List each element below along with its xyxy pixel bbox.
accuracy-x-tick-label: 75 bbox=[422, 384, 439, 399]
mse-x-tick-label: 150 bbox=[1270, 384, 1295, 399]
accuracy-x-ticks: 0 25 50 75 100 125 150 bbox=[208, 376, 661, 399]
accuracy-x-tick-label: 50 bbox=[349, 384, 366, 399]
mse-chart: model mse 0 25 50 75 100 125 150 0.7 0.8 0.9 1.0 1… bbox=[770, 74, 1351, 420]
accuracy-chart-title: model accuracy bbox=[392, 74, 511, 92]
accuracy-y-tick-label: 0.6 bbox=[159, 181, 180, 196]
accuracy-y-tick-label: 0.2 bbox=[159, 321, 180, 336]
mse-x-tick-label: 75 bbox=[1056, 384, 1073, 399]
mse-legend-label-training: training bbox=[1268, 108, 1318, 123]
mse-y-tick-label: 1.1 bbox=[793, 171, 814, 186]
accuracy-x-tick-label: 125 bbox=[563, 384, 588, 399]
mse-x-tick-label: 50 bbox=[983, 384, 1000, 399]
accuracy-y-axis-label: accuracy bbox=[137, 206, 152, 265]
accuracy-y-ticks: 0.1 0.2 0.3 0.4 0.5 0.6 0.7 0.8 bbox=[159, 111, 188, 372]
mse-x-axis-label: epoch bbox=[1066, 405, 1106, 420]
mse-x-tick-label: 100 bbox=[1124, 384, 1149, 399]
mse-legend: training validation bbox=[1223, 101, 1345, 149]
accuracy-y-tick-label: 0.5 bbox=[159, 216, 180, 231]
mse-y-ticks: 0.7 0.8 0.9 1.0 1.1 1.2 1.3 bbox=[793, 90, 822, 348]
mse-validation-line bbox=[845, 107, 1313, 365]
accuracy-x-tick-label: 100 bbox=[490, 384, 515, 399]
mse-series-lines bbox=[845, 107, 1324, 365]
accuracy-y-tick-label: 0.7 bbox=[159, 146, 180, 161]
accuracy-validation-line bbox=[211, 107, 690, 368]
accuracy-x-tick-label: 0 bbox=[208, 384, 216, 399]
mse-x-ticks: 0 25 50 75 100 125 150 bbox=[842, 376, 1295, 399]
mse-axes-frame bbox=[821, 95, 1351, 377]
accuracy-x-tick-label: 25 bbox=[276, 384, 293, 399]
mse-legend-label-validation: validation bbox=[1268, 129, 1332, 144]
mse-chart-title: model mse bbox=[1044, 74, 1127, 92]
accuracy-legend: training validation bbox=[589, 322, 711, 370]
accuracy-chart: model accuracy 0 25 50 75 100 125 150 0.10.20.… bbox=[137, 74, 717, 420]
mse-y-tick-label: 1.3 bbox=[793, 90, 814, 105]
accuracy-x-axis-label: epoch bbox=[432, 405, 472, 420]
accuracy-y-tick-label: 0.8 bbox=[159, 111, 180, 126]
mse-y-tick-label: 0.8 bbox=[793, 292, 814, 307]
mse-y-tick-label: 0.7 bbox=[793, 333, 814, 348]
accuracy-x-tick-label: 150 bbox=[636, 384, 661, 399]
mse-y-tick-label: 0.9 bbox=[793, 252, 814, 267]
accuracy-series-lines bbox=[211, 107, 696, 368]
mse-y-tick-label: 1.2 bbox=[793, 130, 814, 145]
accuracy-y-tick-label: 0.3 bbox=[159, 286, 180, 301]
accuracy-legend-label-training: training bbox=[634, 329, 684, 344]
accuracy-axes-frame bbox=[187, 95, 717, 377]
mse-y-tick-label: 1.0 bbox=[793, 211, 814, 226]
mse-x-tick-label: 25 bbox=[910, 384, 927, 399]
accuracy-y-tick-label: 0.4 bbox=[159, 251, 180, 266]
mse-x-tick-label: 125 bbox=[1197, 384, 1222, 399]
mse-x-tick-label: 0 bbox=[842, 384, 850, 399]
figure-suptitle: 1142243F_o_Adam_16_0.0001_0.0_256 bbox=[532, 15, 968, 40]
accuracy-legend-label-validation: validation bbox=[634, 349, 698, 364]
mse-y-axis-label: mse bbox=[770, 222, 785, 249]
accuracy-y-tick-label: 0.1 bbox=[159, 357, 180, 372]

→ **EXERCISE DIRECTIONS**: Copy the material word for word, starting at its very first line and ending at the line that contains "accuracy-series-lines bbox=[211, 107, 696, 368]", with both of those lines included.

→ **REPLY**:
List each element below along with its xyxy pixel bbox.
accuracy-x-tick-label: 75 bbox=[422, 384, 439, 399]
mse-x-tick-label: 150 bbox=[1270, 384, 1295, 399]
accuracy-x-ticks: 0 25 50 75 100 125 150 bbox=[208, 376, 661, 399]
accuracy-x-tick-label: 50 bbox=[349, 384, 366, 399]
mse-chart: model mse 0 25 50 75 100 125 150 0.7 0.8 0.9 1.0 1… bbox=[770, 74, 1351, 420]
accuracy-chart-title: model accuracy bbox=[392, 74, 511, 92]
accuracy-y-tick-label: 0.6 bbox=[159, 181, 180, 196]
accuracy-y-tick-label: 0.2 bbox=[159, 321, 180, 336]
mse-x-tick-label: 75 bbox=[1056, 384, 1073, 399]
mse-legend-label-training: training bbox=[1268, 108, 1318, 123]
mse-y-tick-label: 1.1 bbox=[793, 171, 814, 186]
accuracy-x-tick-label: 125 bbox=[563, 384, 588, 399]
mse-x-tick-label: 50 bbox=[983, 384, 1000, 399]
accuracy-y-axis-label: accuracy bbox=[137, 206, 152, 265]
accuracy-y-ticks: 0.1 0.2 0.3 0.4 0.5 0.6 0.7 0.8 bbox=[159, 111, 188, 372]
mse-x-axis-label: epoch bbox=[1066, 405, 1106, 420]
mse-x-tick-label: 100 bbox=[1124, 384, 1149, 399]
mse-legend: training validation bbox=[1223, 101, 1345, 149]
accuracy-y-tick-label: 0.5 bbox=[159, 216, 180, 231]
mse-y-ticks: 0.7 0.8 0.9 1.0 1.1 1.2 1.3 bbox=[793, 90, 822, 348]
mse-validation-line bbox=[845, 107, 1313, 365]
accuracy-x-tick-label: 100 bbox=[490, 384, 515, 399]
mse-series-lines bbox=[845, 107, 1324, 365]
accuracy-y-tick-label: 0.7 bbox=[159, 146, 180, 161]
accuracy-validation-line bbox=[211, 107, 690, 368]
accuracy-x-tick-label: 0 bbox=[208, 384, 216, 399]
mse-x-ticks: 0 25 50 75 100 125 150 bbox=[842, 376, 1295, 399]
mse-axes-frame bbox=[821, 95, 1351, 377]
accuracy-x-tick-label: 25 bbox=[276, 384, 293, 399]
mse-legend-label-validation: validation bbox=[1268, 129, 1332, 144]
mse-chart-title: model mse bbox=[1044, 74, 1127, 92]
accuracy-legend: training validation bbox=[589, 322, 711, 370]
accuracy-chart: model accuracy 0 25 50 75 100 125 150 0.10.20.… bbox=[137, 74, 717, 420]
mse-y-tick-label: 1.3 bbox=[793, 90, 814, 105]
accuracy-x-axis-label: epoch bbox=[432, 405, 472, 420]
accuracy-y-tick-label: 0.8 bbox=[159, 111, 180, 126]
mse-y-tick-label: 0.8 bbox=[793, 292, 814, 307]
mse-y-tick-label: 0.7 bbox=[793, 333, 814, 348]
accuracy-x-tick-label: 150 bbox=[636, 384, 661, 399]
mse-y-tick-label: 0.9 bbox=[793, 252, 814, 267]
accuracy-series-lines bbox=[211, 107, 696, 368]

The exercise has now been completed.